:: WHAT YOU SHOULD DO ::
Output the entries below exactly as written, omitting pictures.

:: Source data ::
-- START --
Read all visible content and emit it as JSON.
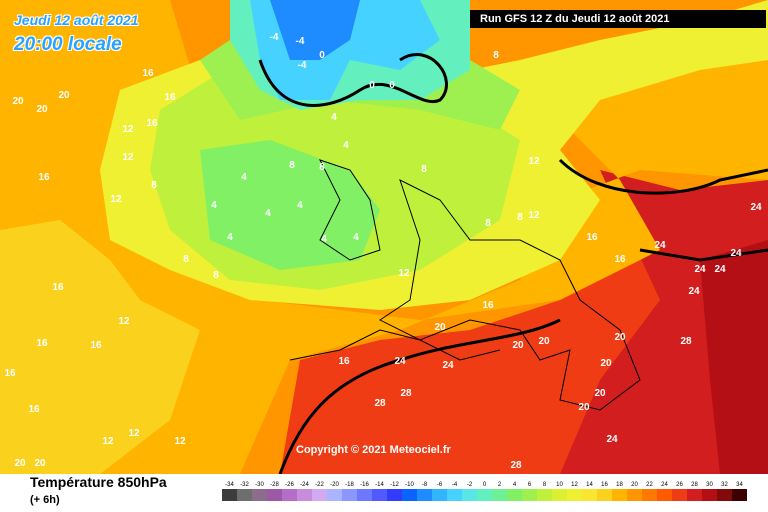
{
  "header": {
    "date_line": "Jeudi 12 août 2021",
    "time_line": "20:00 locale",
    "run_line": "Run GFS 12 Z du Jeudi 12 août 2021"
  },
  "copyright": "Copyright © 2021 Meteociel.fr",
  "footer": {
    "parameter": "Température 850hPa",
    "step": "(+ 6h)"
  },
  "legend": {
    "ticks": [
      "-34",
      "-32",
      "-30",
      "-28",
      "-26",
      "-24",
      "-22",
      "-20",
      "-18",
      "-16",
      "-14",
      "-12",
      "-10",
      "-8",
      "-6",
      "-4",
      "-2",
      "0",
      "2",
      "4",
      "6",
      "8",
      "10",
      "12",
      "14",
      "16",
      "18",
      "20",
      "22",
      "24",
      "26",
      "28",
      "30",
      "32",
      "34"
    ],
    "colors": [
      "#3c3c3c",
      "#6e6e6e",
      "#8c6e8c",
      "#9c5aa6",
      "#b46ec8",
      "#c88cdc",
      "#d2aaf0",
      "#aab4ff",
      "#8c96ff",
      "#6e78ff",
      "#505aff",
      "#323cff",
      "#0a64ff",
      "#1e8cff",
      "#32b4ff",
      "#46d2ff",
      "#5ae6e6",
      "#64f0be",
      "#6ef096",
      "#82f064",
      "#9ef050",
      "#bef03c",
      "#dcf032",
      "#f0f032",
      "#fae632",
      "#fad21e",
      "#ffb400",
      "#ff9600",
      "#ff7800",
      "#ff5a00",
      "#f03c14",
      "#d21e1e",
      "#b40f14",
      "#820a0a",
      "#3c0000"
    ]
  },
  "map_labels": [
    {
      "t": "16"
    },
    {
      "t": "20"
    },
    {
      "t": "20"
    },
    {
      "t": "20"
    },
    {
      "t": "16"
    },
    {
      "t": "16"
    },
    {
      "t": "12"
    },
    {
      "t": "16"
    },
    {
      "t": "12"
    },
    {
      "t": "8"
    },
    {
      "t": "16"
    },
    {
      "t": "12"
    },
    {
      "t": "8"
    },
    {
      "t": "8"
    },
    {
      "t": "4"
    },
    {
      "t": "4"
    },
    {
      "t": "4"
    },
    {
      "t": "4"
    },
    {
      "t": "4"
    },
    {
      "t": "4"
    },
    {
      "t": "4"
    },
    {
      "t": "8"
    },
    {
      "t": "8"
    },
    {
      "t": "4"
    },
    {
      "t": "-4"
    },
    {
      "t": "-4"
    },
    {
      "t": "0"
    },
    {
      "t": "0"
    },
    {
      "t": "-4"
    },
    {
      "t": "0"
    },
    {
      "t": "4"
    },
    {
      "t": "8"
    },
    {
      "t": "8"
    },
    {
      "t": "8"
    },
    {
      "t": "12"
    },
    {
      "t": "12"
    },
    {
      "t": "8"
    },
    {
      "t": "12"
    },
    {
      "t": "16"
    },
    {
      "t": "16"
    },
    {
      "t": "24"
    },
    {
      "t": "20"
    },
    {
      "t": "24"
    },
    {
      "t": "24"
    },
    {
      "t": "24"
    },
    {
      "t": "24"
    },
    {
      "t": "28"
    },
    {
      "t": "20"
    },
    {
      "t": "20"
    },
    {
      "t": "20"
    },
    {
      "t": "20"
    },
    {
      "t": "24"
    },
    {
      "t": "24"
    },
    {
      "t": "28"
    },
    {
      "t": "28"
    },
    {
      "t": "16"
    },
    {
      "t": "16"
    },
    {
      "t": "16"
    },
    {
      "t": "16"
    },
    {
      "t": "12"
    },
    {
      "t": "12"
    },
    {
      "t": "12"
    },
    {
      "t": "20"
    },
    {
      "t": "20"
    },
    {
      "t": "24"
    },
    {
      "t": "24"
    },
    {
      "t": "28"
    },
    {
      "t": "16"
    },
    {
      "t": "12"
    },
    {
      "t": "16"
    },
    {
      "t": "20"
    },
    {
      "t": "20"
    }
  ]
}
-- END --
:: RESULT OF THIS EXERCISE ::
Read all visible content and emit it as JSON.
{
  "header": {
    "date_line": "Jeudi 12 août 2021",
    "time_line": "20:00 locale",
    "run_line": "Run GFS 12 Z du Jeudi 12 août 2021"
  },
  "copyright": "Copyright © 2021 Meteociel.fr",
  "footer": {
    "parameter": "Température 850hPa",
    "step": "(+ 6h)"
  },
  "legend": {
    "ticks": [
      "-34",
      "-32",
      "-30",
      "-28",
      "-26",
      "-24",
      "-22",
      "-20",
      "-18",
      "-16",
      "-14",
      "-12",
      "-10",
      "-8",
      "-6",
      "-4",
      "-2",
      "0",
      "2",
      "4",
      "6",
      "8",
      "10",
      "12",
      "14",
      "16",
      "18",
      "20",
      "22",
      "24",
      "26",
      "28",
      "30",
      "32",
      "34"
    ],
    "colors": [
      "#3c3c3c",
      "#6e6e6e",
      "#8c6e8c",
      "#9c5aa6",
      "#b46ec8",
      "#c88cdc",
      "#d2aaf0",
      "#aab4ff",
      "#8c96ff",
      "#6e78ff",
      "#505aff",
      "#323cff",
      "#0a64ff",
      "#1e8cff",
      "#32b4ff",
      "#46d2ff",
      "#5ae6e6",
      "#64f0be",
      "#6ef096",
      "#82f064",
      "#9ef050",
      "#bef03c",
      "#dcf032",
      "#f0f032",
      "#fae632",
      "#fad21e",
      "#ffb400",
      "#ff9600",
      "#ff7800",
      "#ff5a00",
      "#f03c14",
      "#d21e1e",
      "#b40f14",
      "#820a0a",
      "#3c0000"
    ]
  },
  "map_labels": [
    {
      "t": "16"
    },
    {
      "t": "20"
    },
    {
      "t": "20"
    },
    {
      "t": "20"
    },
    {
      "t": "16"
    },
    {
      "t": "16"
    },
    {
      "t": "12"
    },
    {
      "t": "16"
    },
    {
      "t": "12"
    },
    {
      "t": "8"
    },
    {
      "t": "16"
    },
    {
      "t": "12"
    },
    {
      "t": "8"
    },
    {
      "t": "8"
    },
    {
      "t": "4"
    },
    {
      "t": "4"
    },
    {
      "t": "4"
    },
    {
      "t": "4"
    },
    {
      "t": "4"
    },
    {
      "t": "4"
    },
    {
      "t": "4"
    },
    {
      "t": "8"
    },
    {
      "t": "8"
    },
    {
      "t": "4"
    },
    {
      "t": "-4"
    },
    {
      "t": "-4"
    },
    {
      "t": "0"
    },
    {
      "t": "0"
    },
    {
      "t": "-4"
    },
    {
      "t": "0"
    },
    {
      "t": "4"
    },
    {
      "t": "8"
    },
    {
      "t": "8"
    },
    {
      "t": "8"
    },
    {
      "t": "12"
    },
    {
      "t": "12"
    },
    {
      "t": "8"
    },
    {
      "t": "12"
    },
    {
      "t": "16"
    },
    {
      "t": "16"
    },
    {
      "t": "24"
    },
    {
      "t": "20"
    },
    {
      "t": "24"
    },
    {
      "t": "24"
    },
    {
      "t": "24"
    },
    {
      "t": "24"
    },
    {
      "t": "28"
    },
    {
      "t": "20"
    },
    {
      "t": "20"
    },
    {
      "t": "20"
    },
    {
      "t": "20"
    },
    {
      "t": "24"
    },
    {
      "t": "24"
    },
    {
      "t": "28"
    },
    {
      "t": "28"
    },
    {
      "t": "16"
    },
    {
      "t": "16"
    },
    {
      "t": "16"
    },
    {
      "t": "16"
    },
    {
      "t": "12"
    },
    {
      "t": "12"
    },
    {
      "t": "12"
    },
    {
      "t": "20"
    },
    {
      "t": "20"
    },
    {
      "t": "24"
    },
    {
      "t": "24"
    },
    {
      "t": "28"
    },
    {
      "t": "16"
    },
    {
      "t": "12"
    },
    {
      "t": "16"
    },
    {
      "t": "20"
    },
    {
      "t": "20"
    }
  ]
}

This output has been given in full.